* _Records for this exercise_

# # #

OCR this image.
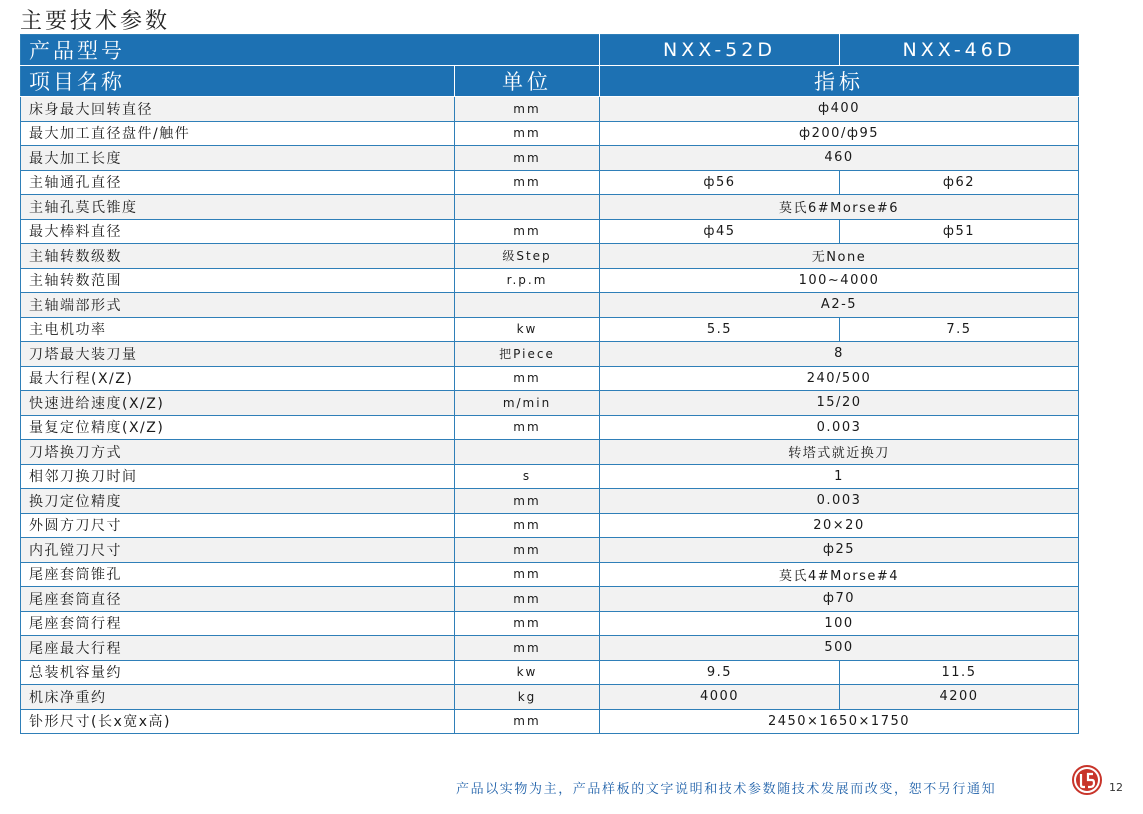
主要技术参数
产品型号		NXX-52D	NXX-46D
项目名称	单位	指标	
床身最大回转直径	mm	ф400	
最大加工直径盘件/触件	mm	ф200/ф95	
最大加工长度	mm	460	
主轴通孔直径	mm	ф56	ф62
主轴孔莫氏锥度		莫氏6#Morse#6	
最大棒料直径	mm	ф45	ф51
主轴转数级数	级Step	无None	
主轴转数范围	r.p.m	100~4000	
主轴端部形式		A2-5	
主电机功率	kw	5.5	7.5
刀塔最大装刀量	把Piece	8	
最大行程(X/Z)	mm	240/500	
快速进给速度(X/Z)	m/min	15/20	
量复定位精度(X/Z)	mm	0.003	
刀塔换刀方式		转塔式就近换刀	
相邻刀换刀时间	s	1	
换刀定位精度	mm	0.003	
外圆方刀尺寸	mm	20×20	
内孔镗刀尺寸	mm	ф25	
尾座套筒锥孔	mm	莫氏4#Morse#4	
尾座套筒直径	mm	ф70	
尾座套筒行程	mm	100	
尾座最大行程	mm	500	
总装机容量约	kw	9.5	11.5
机床净重约	kg	4000	4200
钋形尺寸(长x宽x高)	mm	2450×1650×1750	
产品以实物为主，产品样板的文字说明和技术参数随技术发展而改变，恕不另行通知	12
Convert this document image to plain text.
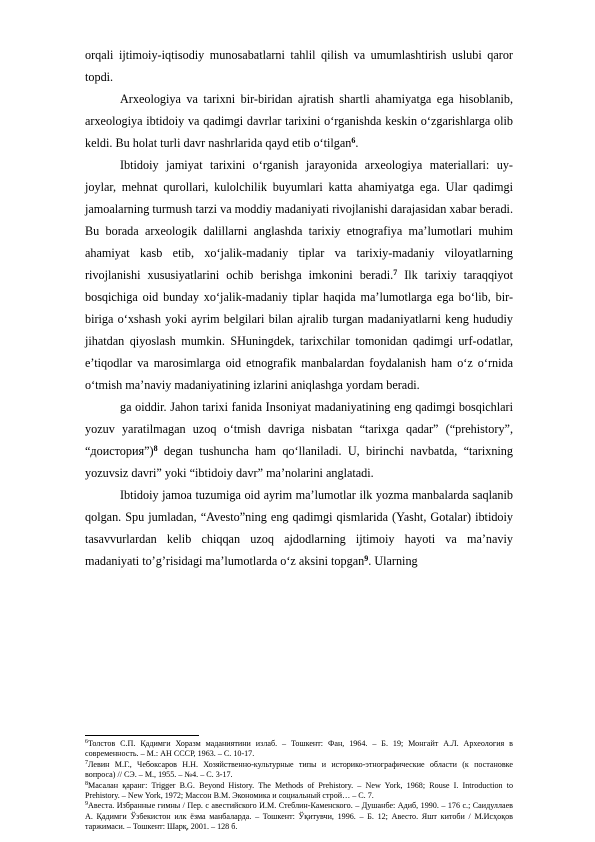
orqali ijtimoiy-iqtisodiy munosabatlarni tahlil qilish va umumlashtirish uslubi qaror topdi.

Arxeologiya va tarixni bir-biridan ajratish shartli ahamiyatga ega hisoblanib, arxeologiya ibtidoiy va qadimgi davrlar tarixini o‘rganishda keskin o‘zgarishlarga olib keldi. Bu holat turli davr nashrlarida qayd etib o‘tilgan$^6$.

Ibtidoiy jamiyat tarixini o‘rganish jarayonida arxeologiya materiallari: uy-joylar, mehnat qurollari, kulolchilik buyumlari katta ahamiyatga ega. Ular qadimgi jamoalarning turmush tarzi va moddiy madaniyati rivojlanishi darajasidan xabar beradi. Bu borada arxeologik dalillarni anglashda tarixiy etnografiya ma’lumotlari muhim ahamiyat kasb etib, xo‘jalik-madaniy tiplar va tarixiy-madaniy viloyatlarning rivojlanishi xususiyatlarini ochib berishga imkonini beradi.$^7$ Ilk tarixiy taraqqiyot bosqichiga oid bunday xo‘jalik-madaniy tiplar haqida ma’lumotlarga ega bo‘lib, bir-biriga o‘xshash yoki ayrim belgilari bilan ajralib turgan madaniyatlarni keng hududiy jihatdan qiyoslash mumkin. SHuningdek, tarixchilar tomonidan qadimgi urf-odatlar, e’tiqodlar va marosimlarga oid etnografik manbalardan foydalanish ham o‘z o‘rnida o‘tmish ma’naviy madaniyatining izlarini aniqlashga yordam beradi.

ga oiddir. Jahon tarixi fanida Insoniyat madaniyatining eng qadimgi bosqichlari yozuv yaratilmagan uzoq o‘tmish davriga nisbatan “tarixga qadar” (“prehistory”, “доистория”)$^8$ degan tushuncha ham qo‘llaniladi. U, birinchi navbatda, “tarixning yozuvsiz davri” yoki “ibtidoiy davr” ma’nolarini anglatadi.

Ibtidoiy jamoa tuzumiga oid ayrim ma’lumotlar ilk yozma manbalarda saqlanib qolgan. Spu jumladan, “Avesto”ning eng qadimgi qismlarida (Yasht, Gotalar) ibtidoiy tasavvurlardan kelib chiqqan uzoq ajdodlarning ijtimoiy hayoti va ma’naviy madaniyati to’g’risidagi ma’lumotlarda o‘z aksini topgan$^9$. Ularning

$^6$Толстов С.П. Қадимги Хоразм маданиятини излаб. – Тошкент: Фан, 1964. – Б. 19; Монгайт А.Л. Археология в современность. – М.: АН СССР, 1963. – С. 10-17.

$^7$Левин М.Г., Чебоксаров Н.Н. Хозяйственно-культурные типы и историко-этнографические области (к постановке вопроса) // СЭ. – М., 1955. – №4. – С. 3-17.

$^8$Масалан қаранг: Trigger B.G. Beyond History. The Methods of Prehistory. – New York, 1968; Rouse I. Introduction to Prehistory. – New York, 1972; Массон В.М. Экономика и социальный строй… – С. 7.

$^9$Авеста. Избранные гимны / Пер. с авестийского И.М. Стеблин-Каменского. – Душанбе: Адиб, 1990. – 176 с.; Саидуллаев А. Қадимги Ўзбекистон илк ёзма манбаларда. – Тошкент: Ўқитувчи, 1996. – Б. 12; Авесто. Яшт китоби / М.Исҳоқов таржимаси. – Тошкент: Шарқ, 2001. – 128 б.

# # #

Copy every line of the data exactly as written, excluding the pictures.

OCR this image.
主要技术参数
产品型号		NXX-52D	NXX-46D
项目名称	单位	指标	
床身最大回转直径	mm	ф400	
最大加工直径盘件/触件	mm	ф200/ф95	
最大加工长度	mm	460	
主轴通孔直径	mm	ф56	ф62
主轴孔莫氏锥度		莫氏6#Morse#6	
最大棒料直径	mm	ф45	ф51
主轴转数级数	级Step	无None	
主轴转数范围	r.p.m	100~4000	
主轴端部形式		A2-5	
主电机功率	kw	5.5	7.5
刀塔最大装刀量	把Piece	8	
最大行程(X/Z)	mm	240/500	
快速进给速度(X/Z)	m/min	15/20	
量复定位精度(X/Z)	mm	0.003	
刀塔换刀方式		转塔式就近换刀	
相邻刀换刀时间	s	1	
换刀定位精度	mm	0.003	
外圆方刀尺寸	mm	20×20	
内孔镗刀尺寸	mm	ф25	
尾座套筒锥孔	mm	莫氏4#Morse#4	
尾座套筒直径	mm	ф70	
尾座套筒行程	mm	100	
尾座最大行程	mm	500	
总装机容量约	kw	9.5	11.5
机床净重约	kg	4000	4200
钋形尺寸(长x宽x高)	mm	2450×1650×1750	
产品以实物为主，产品样板的文字说明和技术参数随技术发展而改变，恕不另行通知	12
Convert this document image to plain text.
orqali ijtimoiy-iqtisodiy munosabatlarni tahlil qilish va umumlashtirish uslubi qaror topdi.

Arxeologiya va tarixni bir-biridan ajratish shartli ahamiyatga ega hisoblanib, arxeologiya ibtidoiy va qadimgi davrlar tarixini o‘rganishda keskin o‘zgarishlarga olib keldi. Bu holat turli davr nashrlarida qayd etib o‘tilgan$^6$.

Ibtidoiy jamiyat tarixini o‘rganish jarayonida arxeologiya materiallari: uy-joylar, mehnat qurollari, kulolchilik buyumlari katta ahamiyatga ega. Ular qadimgi jamoalarning turmush tarzi va moddiy madaniyati rivojlanishi darajasidan xabar beradi. Bu borada arxeologik dalillarni anglashda tarixiy etnografiya ma’lumotlari muhim ahamiyat kasb etib, xo‘jalik-madaniy tiplar va tarixiy-madaniy viloyatlarning rivojlanishi xususiyatlarini ochib berishga imkonini beradi.$^7$ Ilk tarixiy taraqqiyot bosqichiga oid bunday xo‘jalik-madaniy tiplar haqida ma’lumotlarga ega bo‘lib, bir-biriga o‘xshash yoki ayrim belgilari bilan ajralib turgan madaniyatlarni keng hududiy jihatdan qiyoslash mumkin. SHuningdek, tarixchilar tomonidan qadimgi urf-odatlar, e’tiqodlar va marosimlarga oid etnografik manbalardan foydalanish ham o‘z o‘rnida o‘tmish ma’naviy madaniyatining izlarini aniqlashga yordam beradi.

ga oiddir. Jahon tarixi fanida Insoniyat madaniyatining eng qadimgi bosqichlari yozuv yaratilmagan uzoq o‘tmish davriga nisbatan “tarixga qadar” (“prehistory”, “доистория”)$^8$ degan tushuncha ham qo‘llaniladi. U, birinchi navbatda, “tarixning yozuvsiz davri” yoki “ibtidoiy davr” ma’nolarini anglatadi.

Ibtidoiy jamoa tuzumiga oid ayrim ma’lumotlar ilk yozma manbalarda saqlanib qolgan. Spu jumladan, “Avesto”ning eng qadimgi qismlarida (Yasht, Gotalar) ibtidoiy tasavvurlardan kelib chiqqan uzoq ajdodlarning ijtimoiy hayoti va ma’naviy madaniyati to’g’risidagi ma’lumotlarda o‘z aksini topgan$^9$. Ularning

$^6$Толстов С.П. Қадимги Хоразм маданиятини излаб. – Тошкент: Фан, 1964. – Б. 19; Монгайт А.Л. Археология в современность. – М.: АН СССР, 1963. – С. 10-17.

$^7$Левин М.Г., Чебоксаров Н.Н. Хозяйственно-культурные типы и историко-этнографические области (к постановке вопроса) // СЭ. – М., 1955. – №4. – С. 3-17.

$^8$Масалан қаранг: Trigger B.G. Beyond History. The Methods of Prehistory. – New York, 1968; Rouse I. Introduction to Prehistory. – New York, 1972; Массон В.М. Экономика и социальный строй… – С. 7.

$^9$Авеста. Избранные гимны / Пер. с авестийского И.М. Стеблин-Каменского. – Душанбе: Адиб, 1990. – 176 с.; Саидуллаев А. Қадимги Ўзбекистон илк ёзма манбаларда. – Тошкент: Ўқитувчи, 1996. – Б. 12; Авесто. Яшт китоби / М.Исҳоқов таржимаси. – Тошкент: Шарқ, 2001. – 128 б.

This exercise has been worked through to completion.